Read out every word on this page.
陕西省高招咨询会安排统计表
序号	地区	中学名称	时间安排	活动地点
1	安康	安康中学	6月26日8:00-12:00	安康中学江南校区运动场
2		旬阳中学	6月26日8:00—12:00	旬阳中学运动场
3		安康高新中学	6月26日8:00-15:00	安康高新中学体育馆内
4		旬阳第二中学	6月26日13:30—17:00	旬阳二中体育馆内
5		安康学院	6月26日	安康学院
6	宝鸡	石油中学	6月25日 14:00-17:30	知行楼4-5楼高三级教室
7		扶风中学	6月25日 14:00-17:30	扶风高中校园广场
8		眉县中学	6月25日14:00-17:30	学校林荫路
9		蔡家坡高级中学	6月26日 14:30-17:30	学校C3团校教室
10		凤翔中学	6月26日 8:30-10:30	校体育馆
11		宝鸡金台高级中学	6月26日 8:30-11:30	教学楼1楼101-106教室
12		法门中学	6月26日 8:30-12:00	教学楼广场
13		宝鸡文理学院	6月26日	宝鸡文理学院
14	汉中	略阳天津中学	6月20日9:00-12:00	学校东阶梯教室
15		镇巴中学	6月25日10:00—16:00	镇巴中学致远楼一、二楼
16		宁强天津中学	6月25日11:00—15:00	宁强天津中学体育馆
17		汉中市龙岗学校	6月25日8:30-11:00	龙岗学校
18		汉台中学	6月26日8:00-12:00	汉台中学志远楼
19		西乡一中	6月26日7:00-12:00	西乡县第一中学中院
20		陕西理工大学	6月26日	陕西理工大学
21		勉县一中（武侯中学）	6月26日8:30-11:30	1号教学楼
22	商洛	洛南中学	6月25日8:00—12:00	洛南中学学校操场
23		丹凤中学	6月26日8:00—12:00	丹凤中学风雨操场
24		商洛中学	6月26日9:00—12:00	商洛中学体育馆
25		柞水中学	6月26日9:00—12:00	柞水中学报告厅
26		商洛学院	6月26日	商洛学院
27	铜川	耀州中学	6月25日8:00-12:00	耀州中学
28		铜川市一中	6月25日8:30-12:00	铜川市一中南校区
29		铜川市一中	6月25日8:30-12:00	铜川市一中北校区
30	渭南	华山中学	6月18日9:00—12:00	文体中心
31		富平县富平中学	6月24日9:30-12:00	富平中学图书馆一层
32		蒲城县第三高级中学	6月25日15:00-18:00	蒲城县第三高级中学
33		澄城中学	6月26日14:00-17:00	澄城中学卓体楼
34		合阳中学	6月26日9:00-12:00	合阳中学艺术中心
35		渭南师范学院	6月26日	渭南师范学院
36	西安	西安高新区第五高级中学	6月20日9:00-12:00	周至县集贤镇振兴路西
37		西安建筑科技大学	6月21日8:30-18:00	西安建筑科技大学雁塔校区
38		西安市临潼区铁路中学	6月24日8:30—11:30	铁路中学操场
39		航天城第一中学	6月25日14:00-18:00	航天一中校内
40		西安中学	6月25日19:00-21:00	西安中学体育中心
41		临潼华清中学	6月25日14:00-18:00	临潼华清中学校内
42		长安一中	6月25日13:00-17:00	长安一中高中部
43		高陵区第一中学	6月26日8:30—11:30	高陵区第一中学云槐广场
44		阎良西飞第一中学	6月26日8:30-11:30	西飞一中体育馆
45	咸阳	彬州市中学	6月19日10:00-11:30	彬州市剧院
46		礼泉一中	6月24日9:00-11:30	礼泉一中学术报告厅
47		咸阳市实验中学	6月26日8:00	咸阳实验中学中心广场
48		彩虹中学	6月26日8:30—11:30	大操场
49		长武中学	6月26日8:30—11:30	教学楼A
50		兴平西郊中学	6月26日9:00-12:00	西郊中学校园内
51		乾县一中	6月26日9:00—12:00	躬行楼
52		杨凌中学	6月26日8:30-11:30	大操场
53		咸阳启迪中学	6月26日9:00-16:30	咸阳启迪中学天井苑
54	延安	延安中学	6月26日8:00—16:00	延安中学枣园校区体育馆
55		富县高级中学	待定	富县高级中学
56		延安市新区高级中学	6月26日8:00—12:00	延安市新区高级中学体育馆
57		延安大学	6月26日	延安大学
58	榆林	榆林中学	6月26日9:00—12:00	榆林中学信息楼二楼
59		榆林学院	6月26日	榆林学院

+ + +

Stated goal —
Each entry above is to be printed again exactly.

Final result —
Read out every word on this page.
陕西省高招咨询会安排统计表
序号	地区	中学名称	时间安排	活动地点
1	安康	安康中学	6月26日8:00-12:00	安康中学江南校区运动场
2		旬阳中学	6月26日8:00—12:00	旬阳中学运动场
3		安康高新中学	6月26日8:00-15:00	安康高新中学体育馆内
4		旬阳第二中学	6月26日13:30—17:00	旬阳二中体育馆内
5		安康学院	6月26日	安康学院
6	宝鸡	石油中学	6月25日 14:00-17:30	知行楼4-5楼高三级教室
7		扶风中学	6月25日 14:00-17:30	扶风高中校园广场
8		眉县中学	6月25日14:00-17:30	学校林荫路
9		蔡家坡高级中学	6月26日 14:30-17:30	学校C3团校教室
10		凤翔中学	6月26日 8:30-10:30	校体育馆
11		宝鸡金台高级中学	6月26日 8:30-11:30	教学楼1楼101-106教室
12		法门中学	6月26日 8:30-12:00	教学楼广场
13		宝鸡文理学院	6月26日	宝鸡文理学院
14	汉中	略阳天津中学	6月20日9:00-12:00	学校东阶梯教室
15		镇巴中学	6月25日10:00—16:00	镇巴中学致远楼一、二楼
16		宁强天津中学	6月25日11:00—15:00	宁强天津中学体育馆
17		汉中市龙岗学校	6月25日8:30-11:00	龙岗学校
18		汉台中学	6月26日8:00-12:00	汉台中学志远楼
19		西乡一中	6月26日7:00-12:00	西乡县第一中学中院
20		陕西理工大学	6月26日	陕西理工大学
21		勉县一中（武侯中学）	6月26日8:30-11:30	1号教学楼
22	商洛	洛南中学	6月25日8:00—12:00	洛南中学学校操场
23		丹凤中学	6月26日8:00—12:00	丹凤中学风雨操场
24		商洛中学	6月26日9:00—12:00	商洛中学体育馆
25		柞水中学	6月26日9:00—12:00	柞水中学报告厅
26		商洛学院	6月26日	商洛学院
27	铜川	耀州中学	6月25日8:00-12:00	耀州中学
28		铜川市一中	6月25日8:30-12:00	铜川市一中南校区
29		铜川市一中	6月25日8:30-12:00	铜川市一中北校区
30	渭南	华山中学	6月18日9:00—12:00	文体中心
31		富平县富平中学	6月24日9:30-12:00	富平中学图书馆一层
32		蒲城县第三高级中学	6月25日15:00-18:00	蒲城县第三高级中学
33		澄城中学	6月26日14:00-17:00	澄城中学卓体楼
34		合阳中学	6月26日9:00-12:00	合阳中学艺术中心
35		渭南师范学院	6月26日	渭南师范学院
36	西安	西安高新区第五高级中学	6月20日9:00-12:00	周至县集贤镇振兴路西
37		西安建筑科技大学	6月21日8:30-18:00	西安建筑科技大学雁塔校区
38		西安市临潼区铁路中学	6月24日8:30—11:30	铁路中学操场
39		航天城第一中学	6月25日14:00-18:00	航天一中校内
40		西安中学	6月25日19:00-21:00	西安中学体育中心
41		临潼华清中学	6月25日14:00-18:00	临潼华清中学校内
42		长安一中	6月25日13:00-17:00	长安一中高中部
43		高陵区第一中学	6月26日8:30—11:30	高陵区第一中学云槐广场
44		阎良西飞第一中学	6月26日8:30-11:30	西飞一中体育馆
45	咸阳	彬州市中学	6月19日10:00-11:30	彬州市剧院
46		礼泉一中	6月24日9:00-11:30	礼泉一中学术报告厅
47		咸阳市实验中学	6月26日8:00	咸阳实验中学中心广场
48		彩虹中学	6月26日8:30—11:30	大操场
49		长武中学	6月26日8:30—11:30	教学楼A
50		兴平西郊中学	6月26日9:00-12:00	西郊中学校园内
51		乾县一中	6月26日9:00—12:00	躬行楼
52		杨凌中学	6月26日8:30-11:30	大操场
53		咸阳启迪中学	6月26日9:00-16:30	咸阳启迪中学天井苑
54	延安	延安中学	6月26日8:00—16:00	延安中学枣园校区体育馆
55		富县高级中学	待定	富县高级中学
56		延安市新区高级中学	6月26日8:00—12:00	延安市新区高级中学体育馆
57		延安大学	6月26日	延安大学
58	榆林	榆林中学	6月26日9:00—12:00	榆林中学信息楼二楼
59		榆林学院	6月26日	榆林学院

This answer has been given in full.